Stated goal: State the number of lines, and only that number, in which the word "طبقه" appears.

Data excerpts
_____
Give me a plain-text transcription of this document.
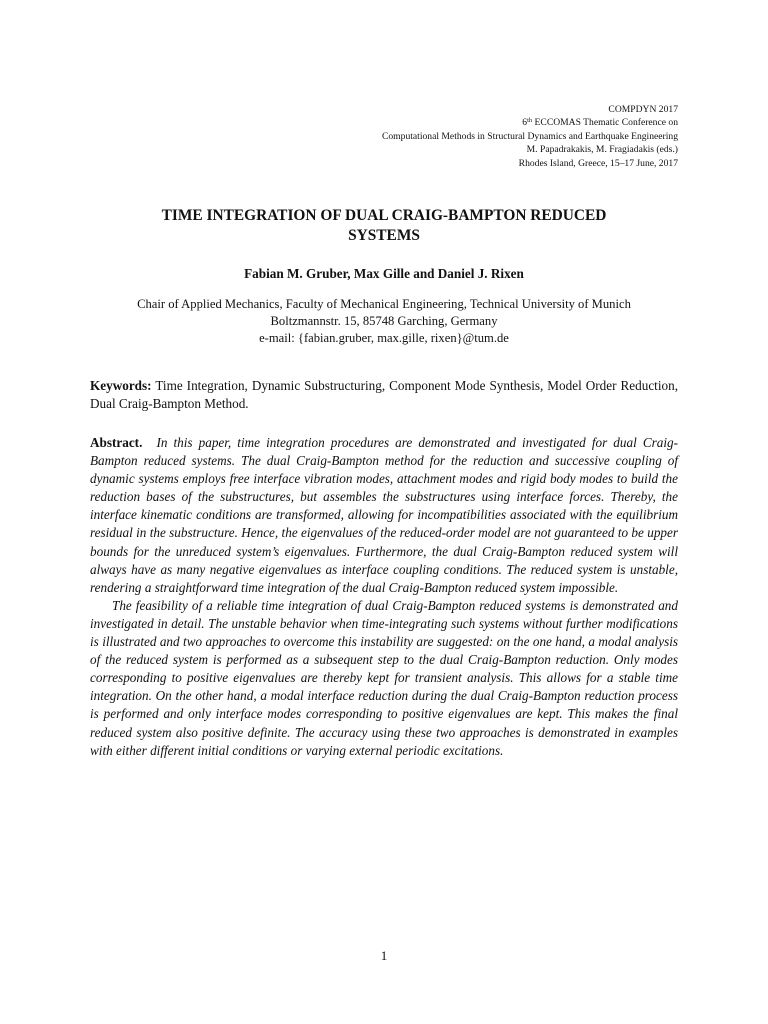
COMPDYN 2017
6th ECCOMAS Thematic Conference on
Computational Methods in Structural Dynamics and Earthquake Engineering
M. Papadrakakis, M. Fragiadakis (eds.)
Rhodes Island, Greece, 15–17 June, 2017
TIME INTEGRATION OF DUAL CRAIG-BAMPTON REDUCED
SYSTEMS
Fabian M. Gruber, Max Gille and Daniel J. Rixen
Chair of Applied Mechanics, Faculty of Mechanical Engineering, Technical University of Munich
Boltzmannstr. 15, 85748 Garching, Germany
e-mail: {fabian.gruber, max.gille, rixen}@tum.de
Keywords: Time Integration, Dynamic Substructuring, Component Mode Synthesis, Model Order Reduction, Dual Craig-Bampton Method.

Abstract. In this paper, time integration procedures are demonstrated and investigated for dual Craig-Bampton reduced systems. The dual Craig-Bampton method for the reduction and successive coupling of dynamic systems employs free interface vibration modes, attachment modes and rigid body modes to build the reduction bases of the substructures, but assembles the substructures using interface forces. Thereby, the interface kinematic conditions are transformed, allowing for incompatibilities associated with the equilibrium residual in the substructure. Hence, the eigenvalues of the reduced-order model are not guaranteed to be upper bounds for the unreduced system’s eigenvalues. Furthermore, the dual Craig-Bampton reduced system will always have as many negative eigenvalues as interface coupling conditions. The reduced system is unstable, rendering a straightforward time integration of the dual Craig-Bampton reduced system impossible.

The feasibility of a reliable time integration of dual Craig-Bampton reduced systems is demonstrated and investigated in detail. The unstable behavior when time-integrating such systems without further modifications is illustrated and two approaches to overcome this instability are suggested: on the one hand, a modal analysis of the reduced system is performed as a subsequent step to the dual Craig-Bampton reduction. Only modes corresponding to positive eigenvalues are thereby kept for transient analysis. This allows for a stable time integration. On the other hand, a modal interface reduction during the dual Craig-Bampton reduction process is performed and only interface modes corresponding to positive eigenvalues are kept. This makes the final reduced system also positive definite. The accuracy using these two approaches is demonstrated in examples with either different initial conditions or varying external periodic excitations.

1
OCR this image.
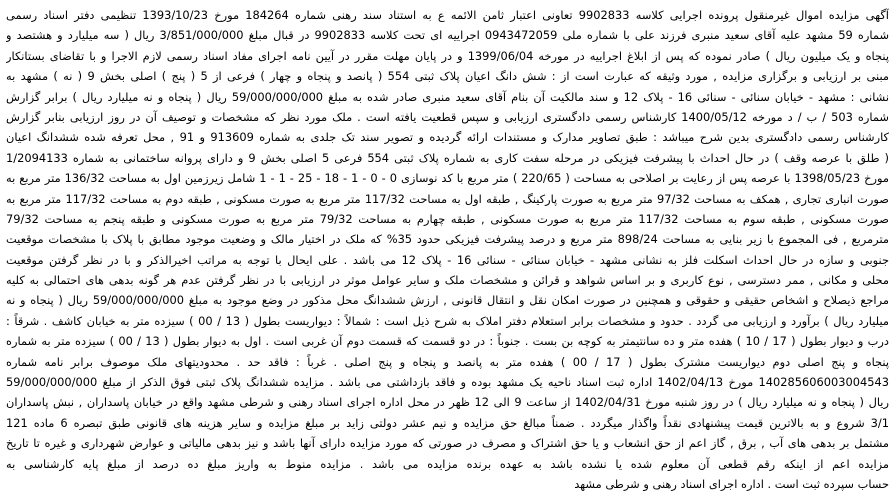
آگهی مزایده اموال غیرمنقول پرونده اجرایی کلاسه 9902833 تعاونی اعتبار ثامن الائمه ع به استناد سند رهنی شماره 184264 مورخ 1393/10/23 تنظیمی دفتر اسناد رسمی
شماره 59 مشهد علیه آقای سعید منبری فرزند علی با شماره ملی 0943472059 اجراییه ای تحت کلاسه 9902833 در قبال مبلغ 3/851/000/000 ریال ( سه میلیارد و هشتصد و
پنجاه و یک میلیون ریال ) صادر نموده که پس از ابلاغ اجراییه در مورخه 1399/06/04 و در پایان مهلت مقرر در آیین نامه اجرای مفاد اسناد رسمی لازم الاجرا و با تقاضای بستانکار
مبنی بر ارزیابی و برگزاری مزایده , مورد وثیقه که عبارت است از : شش دانگ اعیان پلاک ثبتی 554 ( پانصد و پنجاه و چهار ) فرعی از 5 ( پنج ) اصلی بخش 9 ( نه ) مشهد به
نشانی : مشهد - خیابان سنائی - سنائی 16 - پلاک 12 و سند مالکیت آن بنام آقای سعید منبری صادر شده به مبلغ 59/000/000/000 ریال ( پنجاه و نه میلیارد ریال ) برابر گزارش
شماره 503 / ب / د مورخه 1400/05/12 کارشناس رسمی دادگستری ارزیابی و سپس قطعیت یافته است . ملک مورد نظر که مشخصات و توصیف آن در روز ارزیابی بنابر گزارش
کارشناس رسمی دادگستری بدین شرح میباشد : طبق تصاویر مدارک و مستندات ارائه گردیده و تصویر سند تک جلدی به شماره 913609 و 91 , محل تعرفه شده ششدانگ اعیان
( طلق با عرصه وقف ) در حال احداث با پیشرفت فیزیکی در مرحله سفت کاری به شماره پلاک ثبتی 554 فرعی 5 اصلی بخش 9 و دارای پروانه ساختمانی به شماره 1/2094133
مورخ 1398/05/23 با عرصه پس از رعایت بر اصلاحی به مساحت ( 220/65 ) متر مربع با کد نوسازی 0 - 0 - 1 - 18 - 25 - 1 - 1 شامل زیرزمین اول به مساحت 136/32 متر مربع به
صورت انباری تجاری , همکف به مساحت 97/32 متر مربع به صورت پارکینگ , طبقه اول به مساحت 117/32 متر مربع به صورت مسکونی , طبقه دوم به مساحت 117/32 متر مربع به
صورت مسکونی , طبقه سوم به مساحت 117/32 متر مربع به صورت مسکونی , طبقه چهارم به مساحت 79/32 متر مربع به صورت مسکونی و طبقه پنجم به مساحت 79/32
مترمربع , فی المجموع با زیر بنایی به مساحت 898/24 متر مربع و درصد پیشرفت فیزیکی حدود 35% که ملک در اختیار مالک و وضعیت موجود مطابق با پلاک با مشخصات موقعیت
جنوبی و سازه در حال احداث اسکلت فلز به نشانی مشهد - خیابان سنائی - سنائی 16 - پلاک 12 می باشد . علی ایحال با توجه به مراتب اخیرالذکر و با در نظر گرفتن موقعیت
محلی و مکانی , ممر دسترسی , نوع کاربری و بر اساس شواهد و قرائن و مشخصات ملک و سایر عوامل موثر در ارزیابی با در نظر گرفتن عدم هر گونه بدهی های احتمالی به کلیه
مراجع ذیصلاح و اشخاص حقیقی و حقوقی و همچنین در صورت امکان نقل و انتقال قانونی , ارزش ششدانگ محل مذکور در وضع موجود به مبلغ 59/000/000/000 ریال ( پنجاه و نه
میلیارد ریال ) برآورد و ارزیابی می گردد . حدود و مشخصات برابر استعلام دفتر املاک به شرح ذیل است : شمالاً : دیواریست بطول ( 13 / 00 ) سیزده متر به خیابان کاشف . شرقاً :
درب و دیوار بطول ( 17 / 10 ) هفده متر و ده سانتیمتر به کوچه بن بست . جنوباً : در دو قسمت که قسمت دوم آن غربی است . اول به دیوار بطول ( 13 / 00 ) سیزده متر به شماره
پنجاه و پنج اصلی دوم دیواریست مشترک بطول ( 17 / 00 ) هفده متر به پانصد و پنجاه و پنج اصلی . غرباً : فاقد حد . محدودیتهای ملک موصوف برابر نامه شماره
140285606003004543 مورخ 1402/04/13 اداره ثبت اسناد ناحیه یک مشهد بوده و فاقد بازداشتی می باشد . مزایده ششدانگ پلاک ثبتی فوق الذکر از مبلغ 59/000/000/000
ریال ( پنجاه و نه میلیارد ریال ) در روز شنبه مورخ 1402/04/31 از ساعت 9 الی 12 ظهر در محل اداره اجرای اسناد رهنی و شرطی مشهد واقع در خیابان پاسداران , نبش پاسداران
3/1 شروع و به بالاترین قیمت پیشنهادی نقداً واگذار میگردد . ضمناً مبالغ حق مزایده و نیم عشر دولتی زاید بر مبلغ مزایده و سایر هزینه های قانونی طبق تبصره 6 ماده 121
مشتمل بر بدهی های آب , برق , گاز اعم از حق انشعاب و یا حق اشتراک و مصرف در صورتی که مورد مزایده دارای آنها باشد و نیز بدهی مالیاتی و عوارض شهرداری و غیره تا تاریخ
مزایده اعم از اینکه رقم قطعی آن معلوم شده یا نشده باشد به عهده برنده مزایده می باشد . مزایده منوط به واریز مبلغ ده درصد از مبلغ پایه کارشناسی به
حساب سپرده ثبت است . اداره اجرای اسناد رهنی و شرطی مشهد
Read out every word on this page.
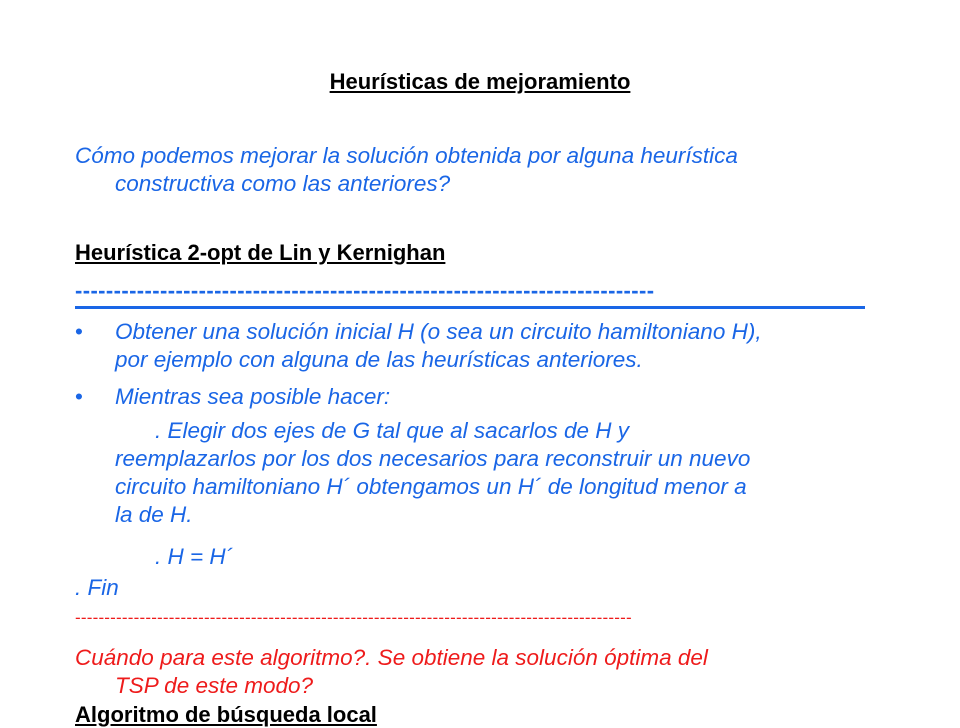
Heurísticas de mejoramiento
Cómo podemos mejorar la solución obtenida por alguna heurística
constructiva como las anteriores?
Heurística 2-opt de Lin y Kernighan
---------------------------------------------------------------------------
• Obtener una solución inicial H (o sea un circuito hamiltoniano H),
por ejemplo con alguna de las heurísticas anteriores.
• Mientras sea posible hacer:
. Elegir dos ejes de G tal que al sacarlos de H y
reemplazarlos por los dos necesarios para reconstruir un nuevo
circuito hamiltoniano H´ obtengamos un H´ de longitud menor a
la de H.
. H = H´
. Fin
-----------------------------------------------------------------------------------------------
Cuándo para este algoritmo?. Se obtiene la solución óptima del
TSP de este modo?
Algoritmo de búsqueda local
_____
Answer in full: 2